══ Listing ══
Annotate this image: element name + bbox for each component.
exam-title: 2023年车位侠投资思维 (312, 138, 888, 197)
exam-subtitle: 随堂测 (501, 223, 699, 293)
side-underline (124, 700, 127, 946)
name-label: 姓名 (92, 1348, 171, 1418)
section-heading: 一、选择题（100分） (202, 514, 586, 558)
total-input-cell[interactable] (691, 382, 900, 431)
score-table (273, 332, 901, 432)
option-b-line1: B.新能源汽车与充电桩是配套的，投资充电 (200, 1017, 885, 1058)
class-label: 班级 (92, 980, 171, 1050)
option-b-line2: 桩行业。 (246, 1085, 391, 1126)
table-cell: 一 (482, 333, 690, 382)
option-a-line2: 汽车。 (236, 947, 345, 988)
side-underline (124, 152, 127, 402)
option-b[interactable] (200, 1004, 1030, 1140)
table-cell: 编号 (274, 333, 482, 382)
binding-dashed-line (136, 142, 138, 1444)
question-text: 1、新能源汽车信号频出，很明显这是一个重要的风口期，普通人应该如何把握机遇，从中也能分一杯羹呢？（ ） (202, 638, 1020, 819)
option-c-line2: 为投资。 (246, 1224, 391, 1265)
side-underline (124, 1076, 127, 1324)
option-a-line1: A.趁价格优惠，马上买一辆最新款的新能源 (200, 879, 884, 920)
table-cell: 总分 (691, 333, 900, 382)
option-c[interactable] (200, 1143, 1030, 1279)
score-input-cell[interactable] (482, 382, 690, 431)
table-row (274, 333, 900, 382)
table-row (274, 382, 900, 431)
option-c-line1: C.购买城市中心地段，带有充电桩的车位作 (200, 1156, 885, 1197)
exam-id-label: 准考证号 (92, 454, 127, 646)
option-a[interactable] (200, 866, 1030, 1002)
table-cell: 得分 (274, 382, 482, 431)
═══
### Exercise aim
Tally the lines of the records above that contain the string "exam", and give only the number.

### Solution
3